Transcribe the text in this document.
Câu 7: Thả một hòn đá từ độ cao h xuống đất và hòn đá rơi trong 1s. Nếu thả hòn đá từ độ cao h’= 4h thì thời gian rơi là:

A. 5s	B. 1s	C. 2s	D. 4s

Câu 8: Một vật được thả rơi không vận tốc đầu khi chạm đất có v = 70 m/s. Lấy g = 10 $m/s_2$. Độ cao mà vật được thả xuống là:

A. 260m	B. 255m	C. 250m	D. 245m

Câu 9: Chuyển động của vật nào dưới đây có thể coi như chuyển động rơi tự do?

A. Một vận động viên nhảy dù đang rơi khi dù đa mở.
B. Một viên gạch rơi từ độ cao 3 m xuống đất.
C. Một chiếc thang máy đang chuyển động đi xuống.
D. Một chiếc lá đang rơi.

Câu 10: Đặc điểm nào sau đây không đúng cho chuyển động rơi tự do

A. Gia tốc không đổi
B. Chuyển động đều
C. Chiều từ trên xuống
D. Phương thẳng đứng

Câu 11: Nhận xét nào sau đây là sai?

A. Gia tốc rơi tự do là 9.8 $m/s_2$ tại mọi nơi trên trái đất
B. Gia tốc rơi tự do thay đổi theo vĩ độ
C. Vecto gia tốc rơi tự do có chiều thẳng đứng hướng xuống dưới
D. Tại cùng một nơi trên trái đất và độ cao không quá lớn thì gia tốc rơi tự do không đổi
—————
### GIVEN TASK
Report how many lines in the records above contain the word "không", giving only the number.

### WRITTEN RESPONSE
4